TASK DETAILS:
From the records below, pull each line that has "uchun".

Collected data entries:

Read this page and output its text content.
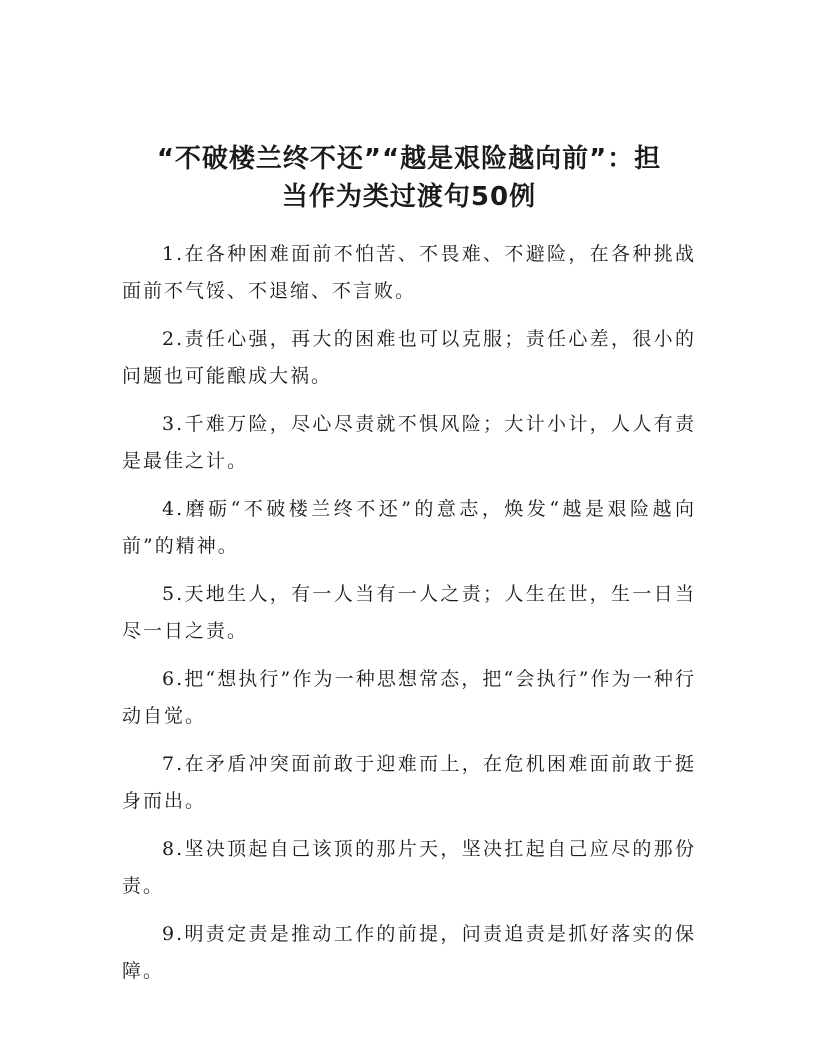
“不破楼兰终不还”“越是艰险越向前”：担
当作为类过渡句50例

1.在各种困难面前不怕苦、不畏难、不避险，在各种挑战面前不气馁、不退缩、不言败。

2.责任心强，再大的困难也可以克服；责任心差，很小的问题也可能酿成大祸。

3.千难万险，尽心尽责就不惧风险；大计小计，人人有责是最佳之计。

4.磨砺“不破楼兰终不还”的意志，焕发“越是艰险越向前”的精神。

5.天地生人，有一人当有一人之责；人生在世，生一日当尽一日之责。

6.把“想执行”作为一种思想常态，把“会执行”作为一种行动自觉。

7.在矛盾冲突面前敢于迎难而上，在危机困难面前敢于挺身而出。

8.坚决顶起自己该顶的那片天，坚决扛起自己应尽的那份责。

9.明责定责是推动工作的前提，问责追责是抓好落实的保障。
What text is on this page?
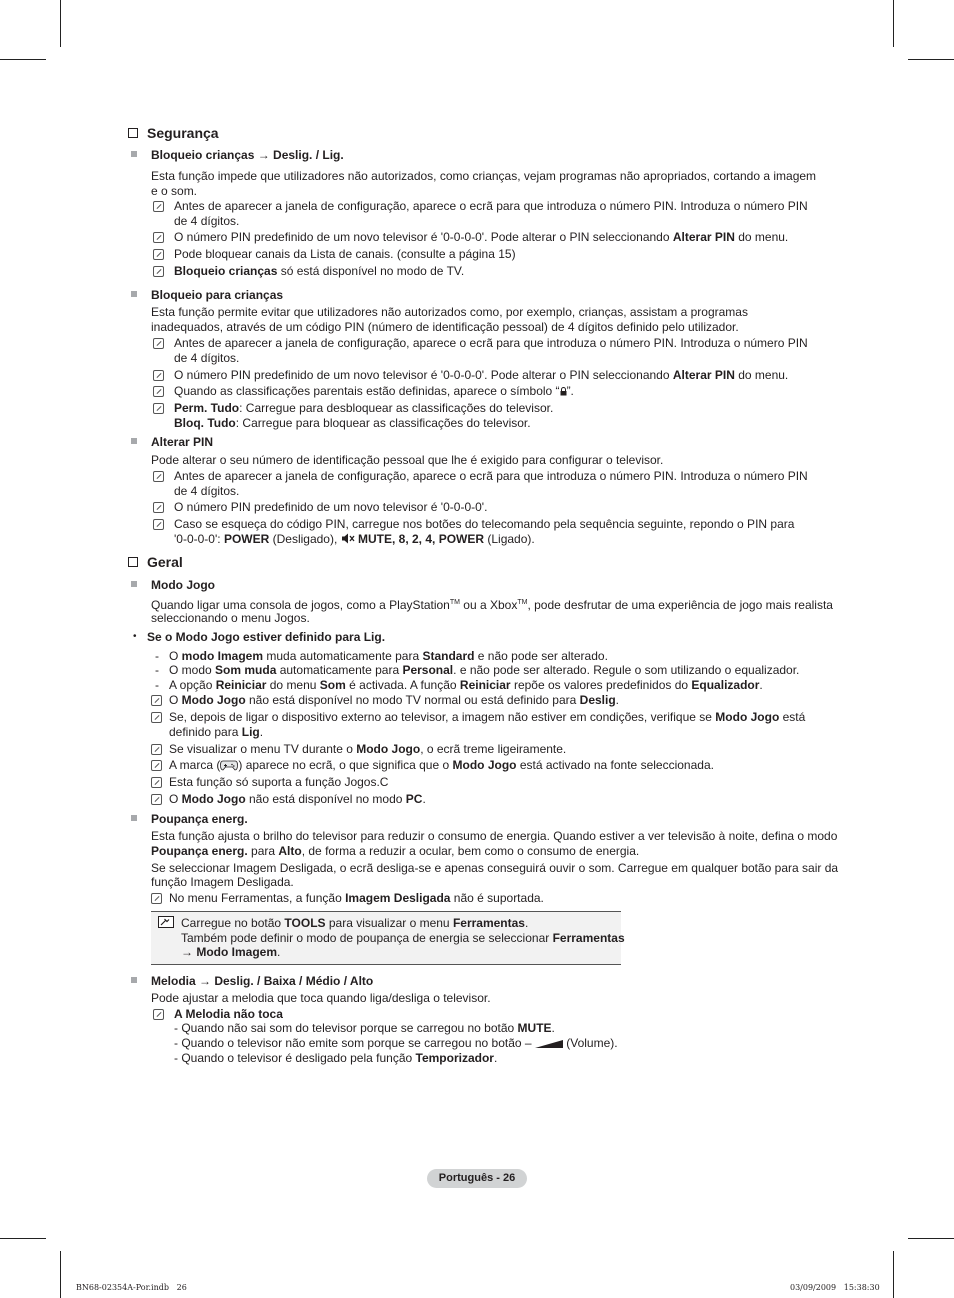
Segurança
Bloqueio crianças → Deslig. / Lig.
Esta função impede que utilizadores não autorizados, como crianças, vejam programas não apropriados, cortando a imagem e o som.
Antes de aparecer a janela de configuração, aparece o ecrã para que introduza o número PIN. Introduza o número PIN de 4 dígitos.
O número PIN predefinido de um novo televisor é '0-0-0-0'. Pode alterar o PIN seleccionando Alterar PIN do menu.
Pode bloquear canais da Lista de canais. (consulte a página 15)
Bloqueio crianças só está disponível no modo de TV.
Bloqueio para crianças
Esta função permite evitar que utilizadores não autorizados como, por exemplo, crianças, assistam a programas inadequados, através de um código PIN (número de identificação pessoal) de 4 dígitos definido pelo utilizador.
Antes de aparecer a janela de configuração, aparece o ecrã para que introduza o número PIN. Introduza o número PIN de 4 dígitos.
O número PIN predefinido de um novo televisor é '0-0-0-0'. Pode alterar o PIN seleccionando Alterar PIN do menu.
Quando as classificações parentais estão definidas, aparece o símbolo “ ”.
Perm. Tudo: Carregue para desbloquear as classificações do televisor.
Bloq. Tudo: Carregue para bloquear as classificações do televisor.
Alterar PIN
Pode alterar o seu número de identificação pessoal que lhe é exigido para configurar o televisor.
Antes de aparecer a janela de configuração, aparece o ecrã para que introduza o número PIN. Introduza o número PIN de 4 dígitos.
O número PIN predefinido de um novo televisor é '0-0-0-0'.
Caso se esqueça do código PIN, carregue nos botões do telecomando pela sequência seguinte, repondo o PIN para
'0-0-0-0': POWER (Desligado),  MUTE, 8, 2, 4, POWER (Ligado).
Geral
Modo Jogo
Quando ligar uma consola de jogos, como a PlayStation™ ou a Xbox™, pode desfrutar de uma experiência de jogo mais realista
seleccionando o menu Jogos.
• Se o Modo Jogo estiver definido para Lig.
- O modo Imagem muda automaticamente para Standard e não pode ser alterado.
- O modo Som muda automaticamente para Personal. e não pode ser alterado. Regule o som utilizando o equalizador.
- A opção Reiniciar do menu Som é activada. A função Reiniciar repõe os valores predefinidos do Equalizador.
O Modo Jogo não está disponível no modo TV normal ou está definido para Deslig.
Se, depois de ligar o dispositivo externo ao televisor, a imagem não estiver em condições, verifique se Modo Jogo está
definido para Lig.
Se visualizar o menu TV durante o Modo Jogo, o ecrã treme ligeiramente.
A marca ( ) aparece no ecrã, o que significa que o Modo Jogo está activado na fonte seleccionada.
Esta função só suporta a função Jogos.C
O Modo Jogo não está disponível no modo PC.
Poupança energ.
Esta função ajusta o brilho do televisor para reduzir o consumo de energia. Quando estiver a ver televisão à noite, defina o modo
Poupança energ. para Alto, de forma a reduzir a ocular, bem como o consumo de energia.
Se seleccionar Imagem Desligada, o ecrã desliga-se e apenas conseguirá ouvir o som. Carregue em qualquer botão para sair da
função Imagem Desligada.
No menu Ferramentas, a função Imagem Desligada não é suportada.
Carregue no botão TOOLS para visualizar o menu Ferramentas.
Também pode definir o modo de poupança de energia se seleccionar Ferramentas
→ Modo Imagem.
Melodia → Deslig. / Baixa / Médio / Alto
Pode ajustar a melodia que toca quando liga/desliga o televisor.
A Melodia não toca
- Quando não sai som do televisor porque se carregou no botão MUTE.
- Quando o televisor não emite som porque se carregou no botão –  (Volume).
- Quando o televisor é desligado pela função Temporizador.
Português - 26
BN68-02354A-Por.indb   26	03/09/2009   15:38:30
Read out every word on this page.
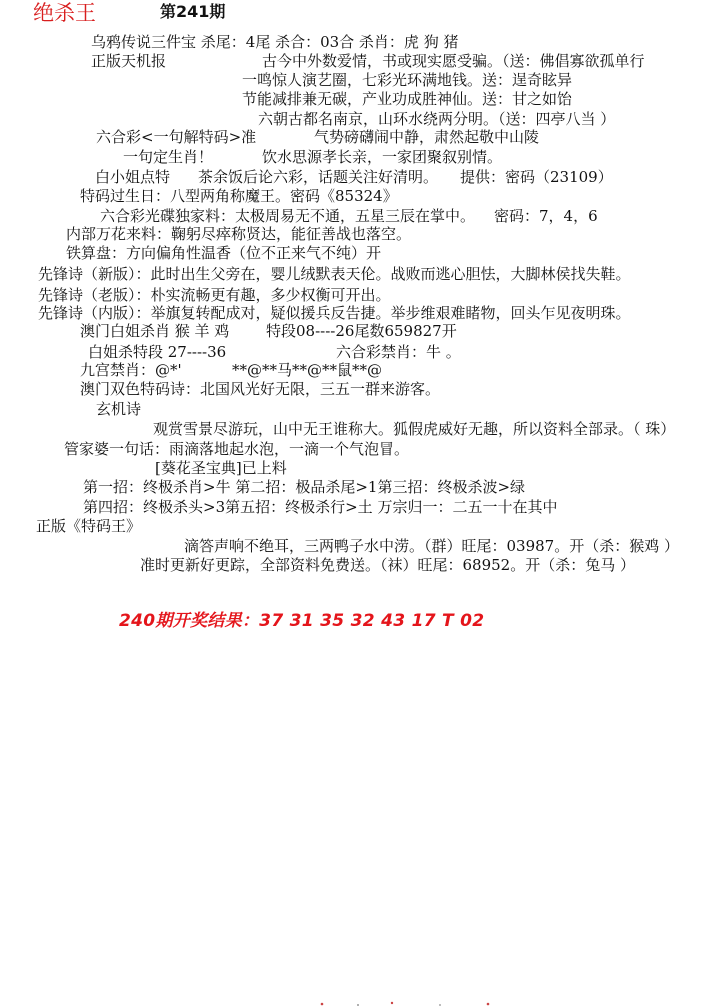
绝杀王	第241期
乌鸦传说三件宝 杀尾：4尾 杀合：03合 杀肖：虎 狗 猪
正版天机报	古今中外数爱情，书或现实愿受骗。（送：佛倡寡欲孤单行
一鸣惊人演艺圈，七彩光环满地钱。送：逞奇眩异
节能减排兼无碳，产业功成胜神仙。送：甘之如饴
六朝古都名南京，山环水绕两分明。（送：四亭八当 ）
六合彩<一句解特码>准	气势磅礴闹中静，肃然起敬中山陵
一句定生肖！	饮水思源孝长亲，一家团聚叙别情。
白小姐点特 茶余饭后论六彩，话题关注好清明。 提供：密码（23109）
特码过生日：八型两角称魔王。密码《85324》
六合彩光碟独家料：太极周易无不通，五星三辰在掌中。 密码：7，4，6
内部万花来料：鞠躬尽瘁称贤达，能征善战也落空。
铁算盘：方向偏角性温香（位不正来气不纯）开
先锋诗（新版）：此时出生父旁在，婴儿绒默表天伦。战败而逃心胆怯，大脚林侯找失鞋。
先锋诗（老版）：朴实流畅更有趣，多少权衡可开出。
先锋诗（内版）：举旗复转配成对，疑似援兵反告捷。举步维艰难睹物，回头乍见夜明珠。
澳门白姐杀肖 猴 羊 鸡 特段08----26尾数659827开
白姐杀特段 27----36	六合彩禁肖：牛 。
九宫禁肖：@*'	**@**马**@**鼠**@
澳门双色特码诗：北国风光好无限，三五一群来游客。
玄机诗
观赏雪景尽游玩，山中无王谁称大。狐假虎威好无趣，所以资料全部录。（ 珠）
管家婆一句话：雨滴落地起水泡，一滴一个气泡冒。
[葵花圣宝典]已上料
第一招：终极杀肖>牛 第二招：极品杀尾>1第三招：终极杀波>绿
第四招：终极杀头>3第五招：终极杀行>土 万宗归一：二五一十在其中
正版《特码王》
滴答声响不绝耳，三两鸭子水中涝。（群）旺尾：03987。开（杀：猴鸡 ）
准时更新好更踪，全部资料免费送。（袜）旺尾：68952。开（杀：兔马 ）
240期开奖结果：37 31 35 32 43 17 T 02
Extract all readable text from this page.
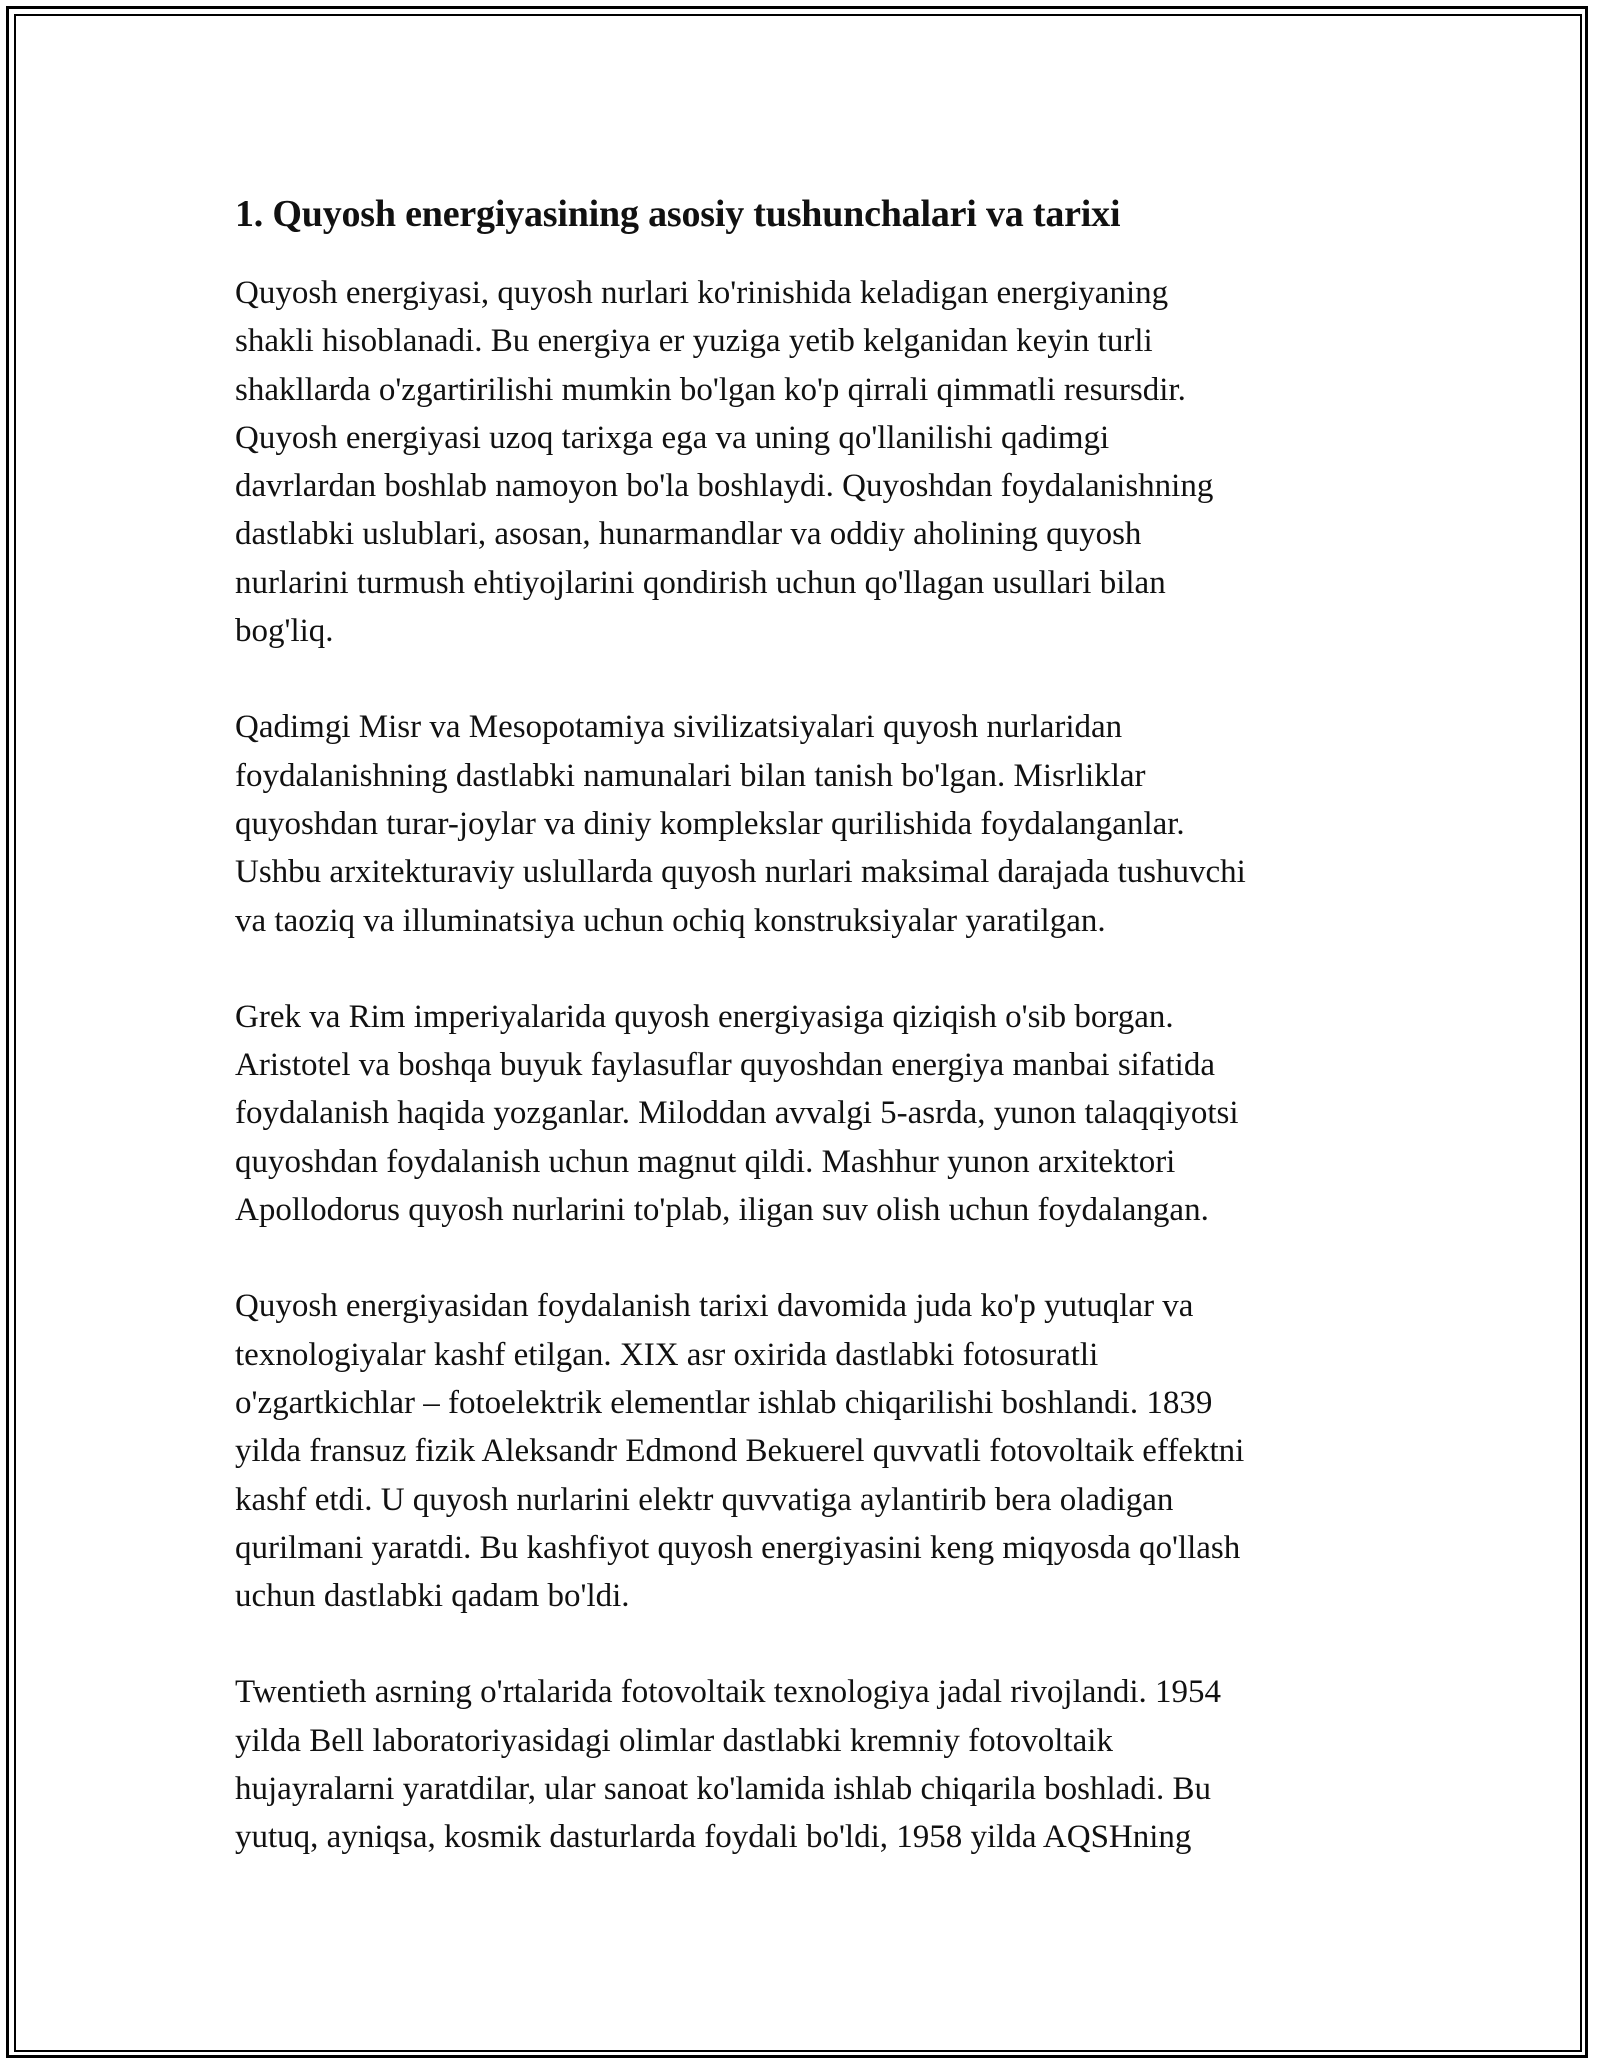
1. Quyosh energiyasining asosiy tushunchalari va tarixi

Quyosh energiyasi, quyosh nurlari ko'rinishida keladigan energiyaning
shakli hisoblanadi. Bu energiya er yuziga yetib kelganidan keyin turli
shakllarda o'zgartirilishi mumkin bo'lgan ko'p qirrali qimmatli resursdir.
Quyosh energiyasi uzoq tarixga ega va uning qo'llanilishi qadimgi
davrlardan boshlab namoyon bo'la boshlaydi. Quyoshdan foydalanishning
dastlabki uslublari, asosan, hunarmandlar va oddiy aholining quyosh
nurlarini turmush ehtiyojlarini qondirish uchun qo'llagan usullari bilan
bog'liq.

Qadimgi Misr va Mesopotamiya sivilizatsiyalari quyosh nurlaridan
foydalanishning dastlabki namunalari bilan tanish bo'lgan. Misrliklar
quyoshdan turar-joylar va diniy komplekslar qurilishida foydalanganlar.
Ushbu arxitekturaviy uslullarda quyosh nurlari maksimal darajada tushuvchi
va taoziq va illuminatsiya uchun ochiq konstruksiyalar yaratilgan.

Grek va Rim imperiyalarida quyosh energiyasiga qiziqish o'sib borgan.
Aristotel va boshqa buyuk faylasuflar quyoshdan energiya manbai sifatida
foydalanish haqida yozganlar. Miloddan avvalgi 5-asrda, yunon talaqqiyotsi
quyoshdan foydalanish uchun magnut qildi. Mashhur yunon arxitektori
Apollodorus quyosh nurlarini to'plab, iligan suv olish uchun foydalangan.

Quyosh energiyasidan foydalanish tarixi davomida juda ko'p yutuqlar va
texnologiyalar kashf etilgan. XIX asr oxirida dastlabki fotosuratli
o'zgartkichlar – fotoelektrik elementlar ishlab chiqarilishi boshlandi. 1839
yilda fransuz fizik Aleksandr Edmond Bekuerel quvvatli fotovoltaik effektni
kashf etdi. U quyosh nurlarini elektr quvvatiga aylantirib bera oladigan
qurilmani yaratdi. Bu kashfiyot quyosh energiyasini keng miqyosda qo'llash
uchun dastlabki qadam bo'ldi.

Twentieth asrning o'rtalarida fotovoltaik texnologiya jadal rivojlandi. 1954
yilda Bell laboratoriyasidagi olimlar dastlabki kremniy fotovoltaik
hujayralarni yaratdilar, ular sanoat ko'lamida ishlab chiqarila boshladi. Bu
yutuq, ayniqsa, kosmik dasturlarda foydali bo'ldi, 1958 yilda AQSHning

FULL RESPONSE:
nurlarini turmush ehtiyojlarini qondirish uchun qo'llagan usullari bilan
va taoziq va illuminatsiya uchun ochiq konstruksiyalar yaratilgan.
quyoshdan foydalanish uchun magnut qildi. Mashhur yunon arxitektori
Apollodorus quyosh nurlarini to'plab, iligan suv olish uchun foydalangan.
uchun dastlabki qadam bo'ldi.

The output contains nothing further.